» Problem details:
Using the data below, copy every line that contains the word "title".

Raw records:

::::

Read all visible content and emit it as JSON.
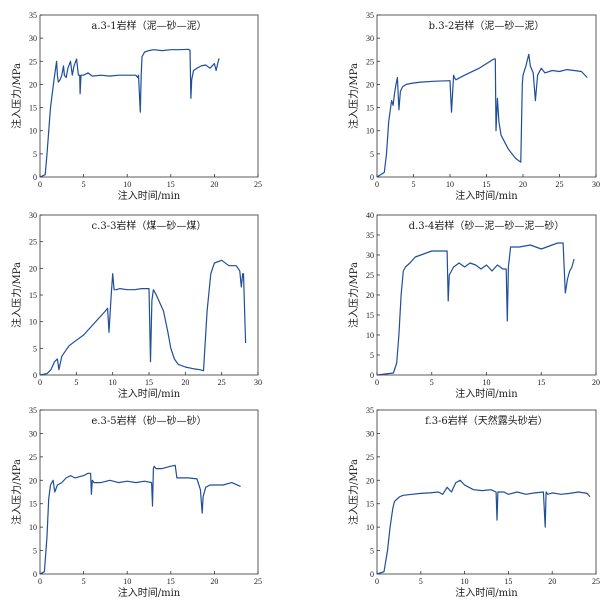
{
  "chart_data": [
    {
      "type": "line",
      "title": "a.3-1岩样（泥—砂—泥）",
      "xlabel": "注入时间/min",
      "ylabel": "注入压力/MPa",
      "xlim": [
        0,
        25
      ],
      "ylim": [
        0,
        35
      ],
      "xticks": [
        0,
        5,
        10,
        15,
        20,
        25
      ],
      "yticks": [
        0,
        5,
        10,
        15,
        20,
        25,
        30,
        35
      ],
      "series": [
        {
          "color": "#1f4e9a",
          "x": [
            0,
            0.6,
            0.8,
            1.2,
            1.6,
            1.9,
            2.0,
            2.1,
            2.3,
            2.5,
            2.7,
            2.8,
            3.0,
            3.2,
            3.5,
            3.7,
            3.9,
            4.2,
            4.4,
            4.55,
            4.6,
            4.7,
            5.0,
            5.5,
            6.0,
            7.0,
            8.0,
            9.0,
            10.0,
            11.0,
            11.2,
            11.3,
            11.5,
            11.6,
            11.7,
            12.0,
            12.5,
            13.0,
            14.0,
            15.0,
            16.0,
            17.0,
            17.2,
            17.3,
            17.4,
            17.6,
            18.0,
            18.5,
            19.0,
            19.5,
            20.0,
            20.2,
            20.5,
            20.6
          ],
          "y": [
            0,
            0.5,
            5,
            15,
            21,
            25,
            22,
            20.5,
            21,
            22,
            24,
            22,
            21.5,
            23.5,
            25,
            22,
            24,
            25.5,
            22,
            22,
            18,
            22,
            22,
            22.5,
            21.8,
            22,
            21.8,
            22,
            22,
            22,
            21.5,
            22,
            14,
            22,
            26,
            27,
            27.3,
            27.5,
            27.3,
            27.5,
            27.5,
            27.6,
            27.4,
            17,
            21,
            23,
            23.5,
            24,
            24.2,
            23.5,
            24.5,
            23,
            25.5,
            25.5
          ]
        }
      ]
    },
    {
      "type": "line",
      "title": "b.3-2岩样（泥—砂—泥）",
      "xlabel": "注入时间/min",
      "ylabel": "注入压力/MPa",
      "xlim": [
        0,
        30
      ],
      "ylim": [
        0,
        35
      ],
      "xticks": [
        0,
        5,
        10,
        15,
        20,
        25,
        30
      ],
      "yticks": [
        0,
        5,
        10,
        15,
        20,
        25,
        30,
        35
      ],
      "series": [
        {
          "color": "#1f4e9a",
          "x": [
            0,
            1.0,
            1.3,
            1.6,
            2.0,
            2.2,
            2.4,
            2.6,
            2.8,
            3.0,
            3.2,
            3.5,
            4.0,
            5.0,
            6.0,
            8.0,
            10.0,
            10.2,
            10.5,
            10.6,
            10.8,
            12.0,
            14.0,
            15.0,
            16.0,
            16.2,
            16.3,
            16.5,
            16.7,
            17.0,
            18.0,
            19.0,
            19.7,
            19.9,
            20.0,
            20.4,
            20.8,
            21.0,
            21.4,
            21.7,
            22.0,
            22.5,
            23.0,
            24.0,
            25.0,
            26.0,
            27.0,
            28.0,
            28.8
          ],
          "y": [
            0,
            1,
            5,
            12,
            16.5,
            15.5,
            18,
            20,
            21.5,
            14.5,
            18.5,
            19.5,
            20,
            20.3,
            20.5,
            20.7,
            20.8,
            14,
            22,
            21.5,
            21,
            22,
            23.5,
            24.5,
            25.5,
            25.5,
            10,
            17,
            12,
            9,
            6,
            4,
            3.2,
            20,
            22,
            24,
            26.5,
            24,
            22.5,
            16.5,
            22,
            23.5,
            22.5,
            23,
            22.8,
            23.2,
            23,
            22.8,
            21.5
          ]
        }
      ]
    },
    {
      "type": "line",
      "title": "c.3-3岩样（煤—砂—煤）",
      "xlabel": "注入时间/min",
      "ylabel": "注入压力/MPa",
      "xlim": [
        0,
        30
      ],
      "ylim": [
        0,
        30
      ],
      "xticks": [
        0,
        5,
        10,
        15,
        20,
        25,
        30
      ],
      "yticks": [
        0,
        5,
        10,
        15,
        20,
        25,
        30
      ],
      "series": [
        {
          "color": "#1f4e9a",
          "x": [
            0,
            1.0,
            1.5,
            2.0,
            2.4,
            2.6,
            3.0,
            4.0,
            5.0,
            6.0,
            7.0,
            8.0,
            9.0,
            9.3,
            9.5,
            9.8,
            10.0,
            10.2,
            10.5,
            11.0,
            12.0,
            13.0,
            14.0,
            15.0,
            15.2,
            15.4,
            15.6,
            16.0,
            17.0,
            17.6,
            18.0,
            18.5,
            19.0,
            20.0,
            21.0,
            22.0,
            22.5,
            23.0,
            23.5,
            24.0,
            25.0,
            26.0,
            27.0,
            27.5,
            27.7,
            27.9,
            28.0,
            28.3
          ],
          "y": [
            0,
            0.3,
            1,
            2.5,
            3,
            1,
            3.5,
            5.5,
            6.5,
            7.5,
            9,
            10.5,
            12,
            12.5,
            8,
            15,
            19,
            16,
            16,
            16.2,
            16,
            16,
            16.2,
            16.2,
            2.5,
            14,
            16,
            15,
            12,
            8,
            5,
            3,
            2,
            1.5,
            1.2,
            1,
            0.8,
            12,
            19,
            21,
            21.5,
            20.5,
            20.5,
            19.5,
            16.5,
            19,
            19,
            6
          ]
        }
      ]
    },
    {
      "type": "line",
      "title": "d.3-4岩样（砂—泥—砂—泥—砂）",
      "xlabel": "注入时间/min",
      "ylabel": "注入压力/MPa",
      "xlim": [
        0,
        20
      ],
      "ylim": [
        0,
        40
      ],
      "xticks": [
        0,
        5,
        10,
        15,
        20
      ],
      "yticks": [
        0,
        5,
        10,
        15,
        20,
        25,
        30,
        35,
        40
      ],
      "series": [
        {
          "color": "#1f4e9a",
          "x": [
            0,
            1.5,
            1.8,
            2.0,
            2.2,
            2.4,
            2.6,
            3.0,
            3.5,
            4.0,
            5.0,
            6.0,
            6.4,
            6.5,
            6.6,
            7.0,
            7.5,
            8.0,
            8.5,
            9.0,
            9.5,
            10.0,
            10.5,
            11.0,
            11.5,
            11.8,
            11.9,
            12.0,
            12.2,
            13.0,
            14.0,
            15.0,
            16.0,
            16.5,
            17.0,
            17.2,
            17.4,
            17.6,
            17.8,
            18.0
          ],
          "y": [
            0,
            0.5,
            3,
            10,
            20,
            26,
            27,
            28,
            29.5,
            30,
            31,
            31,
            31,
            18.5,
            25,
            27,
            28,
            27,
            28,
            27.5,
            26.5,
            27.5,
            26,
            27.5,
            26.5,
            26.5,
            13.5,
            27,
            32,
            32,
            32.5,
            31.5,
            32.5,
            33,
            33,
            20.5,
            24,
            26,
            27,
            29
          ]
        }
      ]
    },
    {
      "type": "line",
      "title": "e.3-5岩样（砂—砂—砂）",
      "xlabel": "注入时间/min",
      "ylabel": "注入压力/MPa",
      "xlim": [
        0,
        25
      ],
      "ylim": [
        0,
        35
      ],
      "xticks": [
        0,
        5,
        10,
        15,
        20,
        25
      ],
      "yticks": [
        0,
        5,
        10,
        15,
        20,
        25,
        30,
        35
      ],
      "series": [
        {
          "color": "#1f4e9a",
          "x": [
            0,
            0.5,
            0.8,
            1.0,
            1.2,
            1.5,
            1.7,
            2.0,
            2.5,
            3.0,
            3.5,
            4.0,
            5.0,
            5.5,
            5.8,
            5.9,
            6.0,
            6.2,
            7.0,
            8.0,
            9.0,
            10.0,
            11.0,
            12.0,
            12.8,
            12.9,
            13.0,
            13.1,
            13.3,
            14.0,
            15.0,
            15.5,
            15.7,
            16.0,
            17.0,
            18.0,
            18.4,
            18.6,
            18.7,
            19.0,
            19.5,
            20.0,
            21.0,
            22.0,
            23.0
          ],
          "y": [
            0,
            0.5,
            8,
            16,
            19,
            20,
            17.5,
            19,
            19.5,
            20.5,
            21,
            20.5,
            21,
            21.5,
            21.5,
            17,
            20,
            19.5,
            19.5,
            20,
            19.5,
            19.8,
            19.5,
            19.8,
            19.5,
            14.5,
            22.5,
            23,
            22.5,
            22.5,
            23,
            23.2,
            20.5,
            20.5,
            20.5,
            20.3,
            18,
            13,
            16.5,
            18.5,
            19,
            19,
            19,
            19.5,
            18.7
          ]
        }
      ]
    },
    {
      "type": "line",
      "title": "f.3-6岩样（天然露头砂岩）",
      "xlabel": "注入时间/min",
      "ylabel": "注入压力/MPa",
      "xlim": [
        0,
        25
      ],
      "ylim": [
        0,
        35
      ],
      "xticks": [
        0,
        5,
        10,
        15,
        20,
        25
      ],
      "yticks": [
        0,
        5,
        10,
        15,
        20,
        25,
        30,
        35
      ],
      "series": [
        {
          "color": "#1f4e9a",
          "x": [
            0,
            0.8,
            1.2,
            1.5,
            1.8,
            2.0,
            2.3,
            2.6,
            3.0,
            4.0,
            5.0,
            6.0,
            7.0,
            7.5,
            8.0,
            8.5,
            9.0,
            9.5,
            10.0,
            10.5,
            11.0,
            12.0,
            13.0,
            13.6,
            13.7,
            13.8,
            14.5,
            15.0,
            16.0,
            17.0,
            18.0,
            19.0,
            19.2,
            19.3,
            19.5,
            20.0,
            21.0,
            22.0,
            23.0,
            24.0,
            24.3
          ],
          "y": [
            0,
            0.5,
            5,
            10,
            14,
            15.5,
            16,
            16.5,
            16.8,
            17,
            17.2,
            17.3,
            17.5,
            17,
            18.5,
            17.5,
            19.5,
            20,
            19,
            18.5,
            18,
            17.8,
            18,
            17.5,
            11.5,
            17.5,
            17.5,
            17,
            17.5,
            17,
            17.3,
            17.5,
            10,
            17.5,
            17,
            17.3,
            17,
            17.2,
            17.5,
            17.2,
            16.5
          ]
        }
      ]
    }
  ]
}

::::

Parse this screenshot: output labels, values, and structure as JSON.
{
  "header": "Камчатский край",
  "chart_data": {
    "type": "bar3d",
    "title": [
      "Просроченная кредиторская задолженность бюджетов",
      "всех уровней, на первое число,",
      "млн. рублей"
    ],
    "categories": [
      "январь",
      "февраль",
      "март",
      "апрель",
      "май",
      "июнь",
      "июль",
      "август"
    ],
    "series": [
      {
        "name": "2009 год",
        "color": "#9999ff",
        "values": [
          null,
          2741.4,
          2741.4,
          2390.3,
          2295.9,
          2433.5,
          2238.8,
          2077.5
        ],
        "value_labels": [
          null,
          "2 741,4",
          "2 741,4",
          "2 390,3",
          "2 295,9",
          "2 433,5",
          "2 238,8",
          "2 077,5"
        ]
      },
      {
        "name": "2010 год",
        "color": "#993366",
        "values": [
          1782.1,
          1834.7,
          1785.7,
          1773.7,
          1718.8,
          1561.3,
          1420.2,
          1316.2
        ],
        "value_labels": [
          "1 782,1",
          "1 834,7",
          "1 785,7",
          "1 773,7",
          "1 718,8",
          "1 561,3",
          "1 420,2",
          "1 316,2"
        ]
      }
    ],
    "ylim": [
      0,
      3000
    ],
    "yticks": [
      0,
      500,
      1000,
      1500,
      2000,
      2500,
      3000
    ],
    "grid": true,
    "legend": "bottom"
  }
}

::::

» Finished exercise:
      "title": "a.3-1岩样（泥—砂—泥）",
      "title": "b.3-2岩样（泥—砂—泥）",
      "title": "c.3-3岩样（煤—砂—煤）",
      "title": "d.3-4岩样（砂—泥—砂—泥—砂）",
      "title": "e.3-5岩样（砂—砂—砂）",
      "title": "f.3-6岩样（天然露头砂岩）",
    "title": [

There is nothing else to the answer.